══ GIVEN DATA

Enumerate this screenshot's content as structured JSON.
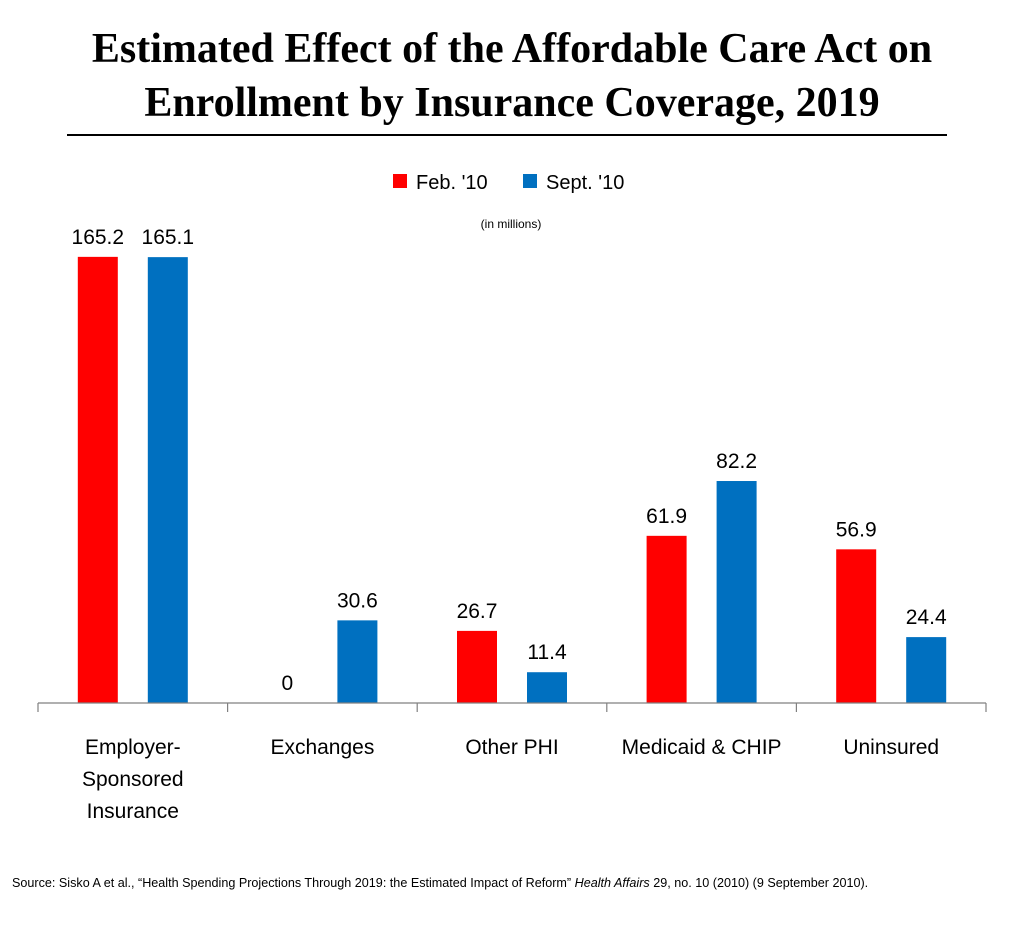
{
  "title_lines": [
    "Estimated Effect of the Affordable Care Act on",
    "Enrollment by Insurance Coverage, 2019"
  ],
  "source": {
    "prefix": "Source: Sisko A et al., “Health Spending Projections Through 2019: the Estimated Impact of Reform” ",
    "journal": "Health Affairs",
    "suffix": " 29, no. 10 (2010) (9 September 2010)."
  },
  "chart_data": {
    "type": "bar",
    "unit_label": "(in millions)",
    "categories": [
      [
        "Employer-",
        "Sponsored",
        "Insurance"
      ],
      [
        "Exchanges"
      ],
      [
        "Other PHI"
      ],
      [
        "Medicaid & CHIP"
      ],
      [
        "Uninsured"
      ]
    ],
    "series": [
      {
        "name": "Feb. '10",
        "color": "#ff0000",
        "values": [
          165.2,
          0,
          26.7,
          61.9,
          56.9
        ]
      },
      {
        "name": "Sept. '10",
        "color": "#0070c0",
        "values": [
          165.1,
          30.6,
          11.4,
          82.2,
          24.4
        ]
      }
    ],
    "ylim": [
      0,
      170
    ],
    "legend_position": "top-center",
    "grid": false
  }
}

════

SHORT PROBLEM:
Give the number of lines that carry the word "Estimated", with nothing added.

ANSWER TO THIS EXERCISE:
2